- Exercise data -
==================================================
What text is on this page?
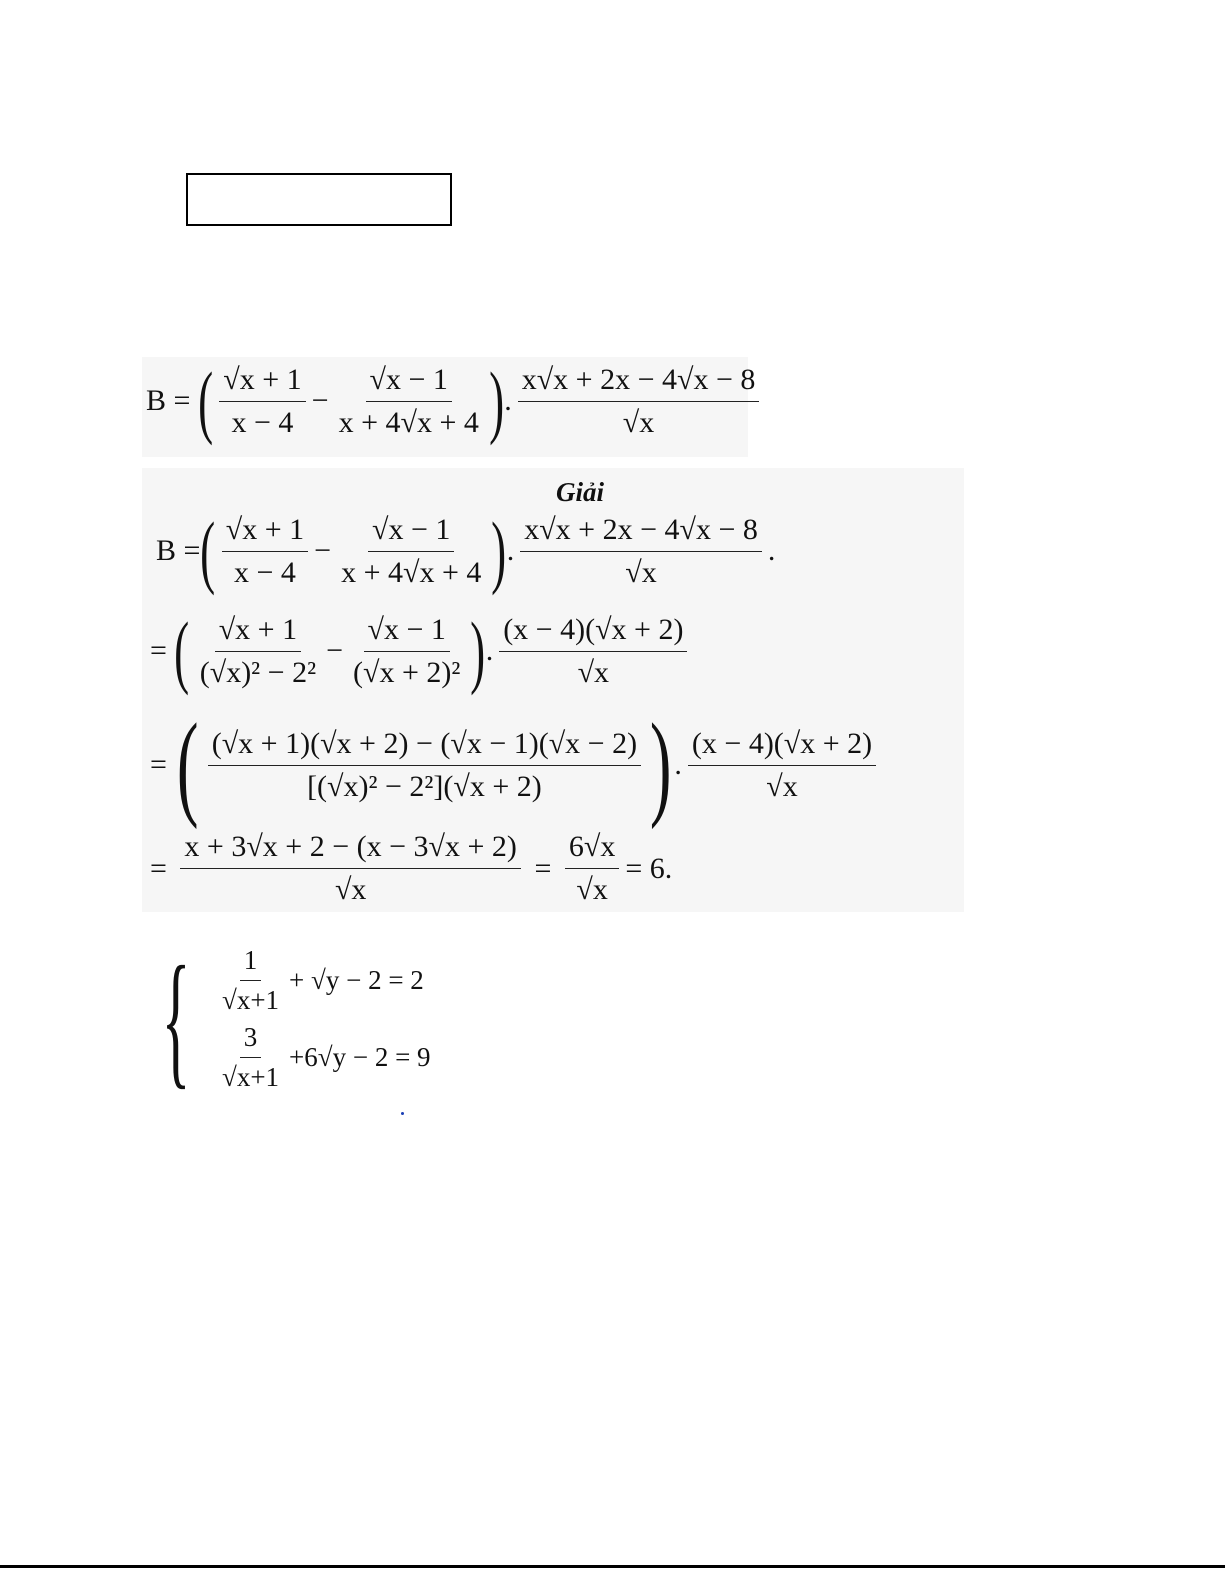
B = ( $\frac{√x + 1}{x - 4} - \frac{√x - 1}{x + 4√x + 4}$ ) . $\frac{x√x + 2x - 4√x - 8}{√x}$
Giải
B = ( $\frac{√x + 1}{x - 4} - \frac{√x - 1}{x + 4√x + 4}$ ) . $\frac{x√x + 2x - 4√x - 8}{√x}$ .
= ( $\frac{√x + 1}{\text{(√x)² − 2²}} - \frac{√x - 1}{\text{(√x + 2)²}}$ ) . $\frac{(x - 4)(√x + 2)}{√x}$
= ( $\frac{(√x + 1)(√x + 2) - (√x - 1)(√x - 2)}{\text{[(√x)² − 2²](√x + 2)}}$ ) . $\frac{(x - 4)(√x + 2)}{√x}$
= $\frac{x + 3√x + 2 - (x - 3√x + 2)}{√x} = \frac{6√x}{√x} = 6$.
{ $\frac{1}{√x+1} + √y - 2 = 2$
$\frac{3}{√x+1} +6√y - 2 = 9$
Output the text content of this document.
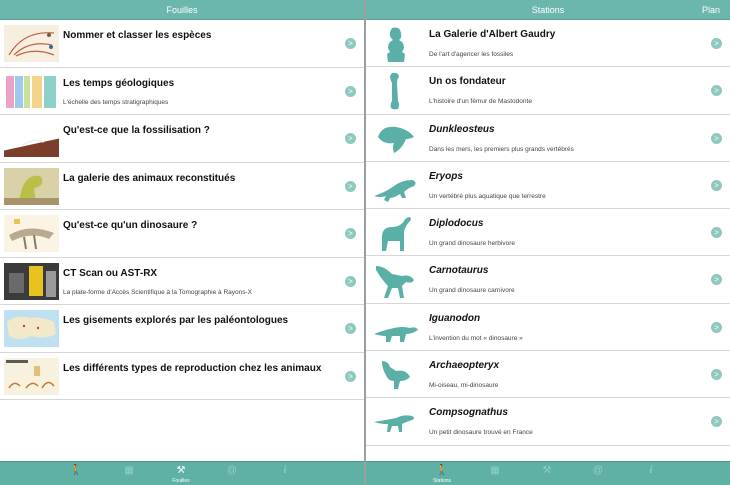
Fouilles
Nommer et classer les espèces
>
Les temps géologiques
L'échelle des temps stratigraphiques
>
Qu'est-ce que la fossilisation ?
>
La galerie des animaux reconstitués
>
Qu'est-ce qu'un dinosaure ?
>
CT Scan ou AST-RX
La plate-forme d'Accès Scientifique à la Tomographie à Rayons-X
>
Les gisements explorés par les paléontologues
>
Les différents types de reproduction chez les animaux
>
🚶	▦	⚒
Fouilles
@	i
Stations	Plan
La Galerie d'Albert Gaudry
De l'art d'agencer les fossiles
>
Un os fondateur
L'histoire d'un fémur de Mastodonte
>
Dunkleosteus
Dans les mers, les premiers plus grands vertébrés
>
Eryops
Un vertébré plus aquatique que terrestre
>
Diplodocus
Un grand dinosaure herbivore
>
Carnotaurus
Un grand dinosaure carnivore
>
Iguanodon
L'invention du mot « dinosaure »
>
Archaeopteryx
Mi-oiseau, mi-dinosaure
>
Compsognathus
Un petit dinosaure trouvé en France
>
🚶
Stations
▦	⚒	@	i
==================================================
- Set exercise -
For each line above that contains the word "temps", copy that line.

- Exercise answer -
Les temps géologiques
L'échelle des temps stratigraphiques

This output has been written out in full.